| WHAT NEEDS TO BE DONE |
Show all lines that include the string "name"; copy each one.
-- begin MATERIAL SHOWN --
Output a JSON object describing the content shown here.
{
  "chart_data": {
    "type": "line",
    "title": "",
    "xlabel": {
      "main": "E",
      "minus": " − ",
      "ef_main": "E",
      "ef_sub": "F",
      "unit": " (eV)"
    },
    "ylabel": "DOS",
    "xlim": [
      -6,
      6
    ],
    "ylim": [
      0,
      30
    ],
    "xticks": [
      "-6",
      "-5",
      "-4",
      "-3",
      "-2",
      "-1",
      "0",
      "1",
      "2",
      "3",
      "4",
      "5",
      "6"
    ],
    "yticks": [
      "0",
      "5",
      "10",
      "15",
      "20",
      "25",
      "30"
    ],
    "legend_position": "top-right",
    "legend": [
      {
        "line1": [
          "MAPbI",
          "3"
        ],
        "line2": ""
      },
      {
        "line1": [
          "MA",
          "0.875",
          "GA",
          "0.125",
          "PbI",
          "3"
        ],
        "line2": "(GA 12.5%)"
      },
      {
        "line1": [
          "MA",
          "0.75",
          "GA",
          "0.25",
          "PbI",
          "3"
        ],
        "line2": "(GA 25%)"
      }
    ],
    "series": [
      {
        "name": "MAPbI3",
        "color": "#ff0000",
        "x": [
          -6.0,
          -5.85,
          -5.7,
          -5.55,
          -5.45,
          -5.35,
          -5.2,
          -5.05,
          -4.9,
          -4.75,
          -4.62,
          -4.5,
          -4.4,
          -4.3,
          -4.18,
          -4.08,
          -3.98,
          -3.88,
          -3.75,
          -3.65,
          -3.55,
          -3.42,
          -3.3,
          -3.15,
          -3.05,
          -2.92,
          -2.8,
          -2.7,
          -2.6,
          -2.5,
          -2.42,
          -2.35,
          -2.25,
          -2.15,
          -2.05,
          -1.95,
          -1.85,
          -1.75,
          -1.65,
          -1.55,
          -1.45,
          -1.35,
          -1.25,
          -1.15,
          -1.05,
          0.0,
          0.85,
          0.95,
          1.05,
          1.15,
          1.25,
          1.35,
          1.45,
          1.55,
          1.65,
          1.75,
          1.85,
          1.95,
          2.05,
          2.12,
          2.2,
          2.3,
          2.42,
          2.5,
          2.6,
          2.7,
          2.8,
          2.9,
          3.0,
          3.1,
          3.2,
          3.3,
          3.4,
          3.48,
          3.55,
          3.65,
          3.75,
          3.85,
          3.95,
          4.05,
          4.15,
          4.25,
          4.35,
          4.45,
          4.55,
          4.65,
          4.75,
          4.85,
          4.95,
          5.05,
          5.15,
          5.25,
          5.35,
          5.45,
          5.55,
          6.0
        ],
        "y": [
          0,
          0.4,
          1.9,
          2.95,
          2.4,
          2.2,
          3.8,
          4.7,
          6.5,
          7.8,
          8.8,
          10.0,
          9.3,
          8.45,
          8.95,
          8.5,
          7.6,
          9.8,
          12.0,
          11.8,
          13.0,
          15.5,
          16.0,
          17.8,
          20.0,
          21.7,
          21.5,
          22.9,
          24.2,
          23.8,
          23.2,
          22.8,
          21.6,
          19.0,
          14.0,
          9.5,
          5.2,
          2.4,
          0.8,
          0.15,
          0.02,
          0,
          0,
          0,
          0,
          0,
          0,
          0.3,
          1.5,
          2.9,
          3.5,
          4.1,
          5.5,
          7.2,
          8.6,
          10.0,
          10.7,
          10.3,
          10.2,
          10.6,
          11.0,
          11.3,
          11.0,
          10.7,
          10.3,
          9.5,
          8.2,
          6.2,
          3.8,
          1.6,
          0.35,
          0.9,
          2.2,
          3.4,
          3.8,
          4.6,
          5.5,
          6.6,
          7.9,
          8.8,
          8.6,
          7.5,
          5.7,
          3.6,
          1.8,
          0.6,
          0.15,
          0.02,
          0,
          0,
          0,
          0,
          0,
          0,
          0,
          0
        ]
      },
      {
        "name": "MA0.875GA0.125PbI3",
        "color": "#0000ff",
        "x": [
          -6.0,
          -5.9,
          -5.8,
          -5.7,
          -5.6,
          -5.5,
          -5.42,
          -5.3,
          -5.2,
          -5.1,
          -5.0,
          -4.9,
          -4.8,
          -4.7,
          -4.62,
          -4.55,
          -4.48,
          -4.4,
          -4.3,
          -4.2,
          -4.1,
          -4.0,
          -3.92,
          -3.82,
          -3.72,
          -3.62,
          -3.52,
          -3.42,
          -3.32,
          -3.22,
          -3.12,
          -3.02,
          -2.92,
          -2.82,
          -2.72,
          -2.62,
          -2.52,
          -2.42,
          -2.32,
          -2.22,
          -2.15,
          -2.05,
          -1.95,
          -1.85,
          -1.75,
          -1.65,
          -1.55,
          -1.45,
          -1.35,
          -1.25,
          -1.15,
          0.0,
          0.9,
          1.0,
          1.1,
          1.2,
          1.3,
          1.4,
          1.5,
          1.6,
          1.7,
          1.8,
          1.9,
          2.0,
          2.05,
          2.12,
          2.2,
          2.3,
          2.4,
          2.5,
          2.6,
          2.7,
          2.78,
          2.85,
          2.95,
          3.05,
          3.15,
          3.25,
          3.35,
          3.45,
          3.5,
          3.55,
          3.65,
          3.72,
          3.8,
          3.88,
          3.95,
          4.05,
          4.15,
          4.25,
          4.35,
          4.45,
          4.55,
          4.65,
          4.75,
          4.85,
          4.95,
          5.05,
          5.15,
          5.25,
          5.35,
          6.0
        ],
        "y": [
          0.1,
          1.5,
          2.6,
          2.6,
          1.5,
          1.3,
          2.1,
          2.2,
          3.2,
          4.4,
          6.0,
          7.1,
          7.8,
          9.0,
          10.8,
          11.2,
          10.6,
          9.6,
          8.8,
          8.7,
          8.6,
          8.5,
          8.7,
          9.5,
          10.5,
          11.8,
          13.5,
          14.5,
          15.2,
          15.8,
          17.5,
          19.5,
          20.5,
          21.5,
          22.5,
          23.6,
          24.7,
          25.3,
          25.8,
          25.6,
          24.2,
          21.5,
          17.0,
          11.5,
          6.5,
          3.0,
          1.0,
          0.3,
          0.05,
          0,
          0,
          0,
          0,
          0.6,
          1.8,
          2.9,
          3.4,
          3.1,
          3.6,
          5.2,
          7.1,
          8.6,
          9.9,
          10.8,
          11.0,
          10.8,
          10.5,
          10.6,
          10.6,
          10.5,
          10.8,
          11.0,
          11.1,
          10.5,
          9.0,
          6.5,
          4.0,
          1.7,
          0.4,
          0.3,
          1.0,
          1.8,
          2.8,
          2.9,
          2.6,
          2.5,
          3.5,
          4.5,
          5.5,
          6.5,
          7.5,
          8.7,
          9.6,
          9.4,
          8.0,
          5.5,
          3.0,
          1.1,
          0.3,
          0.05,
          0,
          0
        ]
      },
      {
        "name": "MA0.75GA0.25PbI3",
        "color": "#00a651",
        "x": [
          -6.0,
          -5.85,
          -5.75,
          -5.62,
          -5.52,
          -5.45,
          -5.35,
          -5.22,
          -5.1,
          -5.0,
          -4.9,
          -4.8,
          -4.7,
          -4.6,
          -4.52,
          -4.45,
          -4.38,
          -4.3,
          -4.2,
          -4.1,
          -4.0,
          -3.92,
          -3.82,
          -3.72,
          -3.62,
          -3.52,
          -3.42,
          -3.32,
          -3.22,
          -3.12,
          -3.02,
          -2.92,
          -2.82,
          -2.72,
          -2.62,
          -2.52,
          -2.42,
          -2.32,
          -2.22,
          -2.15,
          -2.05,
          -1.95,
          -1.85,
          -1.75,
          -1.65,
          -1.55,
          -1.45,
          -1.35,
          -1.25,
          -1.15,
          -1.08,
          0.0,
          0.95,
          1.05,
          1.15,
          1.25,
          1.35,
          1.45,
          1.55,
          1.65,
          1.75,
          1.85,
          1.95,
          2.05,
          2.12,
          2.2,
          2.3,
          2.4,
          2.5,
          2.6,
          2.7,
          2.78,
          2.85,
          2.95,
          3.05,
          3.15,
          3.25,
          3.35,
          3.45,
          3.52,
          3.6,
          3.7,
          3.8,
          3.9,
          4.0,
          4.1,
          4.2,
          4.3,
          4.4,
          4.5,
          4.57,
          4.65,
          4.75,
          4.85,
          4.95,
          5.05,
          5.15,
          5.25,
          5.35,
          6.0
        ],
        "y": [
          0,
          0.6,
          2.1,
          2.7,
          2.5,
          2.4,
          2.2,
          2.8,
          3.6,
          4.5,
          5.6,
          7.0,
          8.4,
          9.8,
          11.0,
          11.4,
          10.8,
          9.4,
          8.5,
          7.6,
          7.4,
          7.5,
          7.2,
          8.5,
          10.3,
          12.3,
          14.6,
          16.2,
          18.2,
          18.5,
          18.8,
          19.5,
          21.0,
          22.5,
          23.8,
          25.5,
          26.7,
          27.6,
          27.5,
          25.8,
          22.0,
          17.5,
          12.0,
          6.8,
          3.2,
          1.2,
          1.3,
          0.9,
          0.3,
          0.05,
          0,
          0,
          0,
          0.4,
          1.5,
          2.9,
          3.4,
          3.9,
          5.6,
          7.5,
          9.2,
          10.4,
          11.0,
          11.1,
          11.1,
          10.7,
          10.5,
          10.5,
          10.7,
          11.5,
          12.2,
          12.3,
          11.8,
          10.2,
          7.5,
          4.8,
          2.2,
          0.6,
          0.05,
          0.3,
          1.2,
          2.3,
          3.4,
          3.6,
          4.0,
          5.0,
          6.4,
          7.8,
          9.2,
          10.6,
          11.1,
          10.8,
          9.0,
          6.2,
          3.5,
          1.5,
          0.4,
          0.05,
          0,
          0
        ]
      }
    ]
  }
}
-- end MATERIAL SHOWN --
| ANSWER TO THE TASK |
        "name": "MAPbI3",
        "name": "MA0.875GA0.125PbI3",
        "name": "MA0.75GA0.25PbI3",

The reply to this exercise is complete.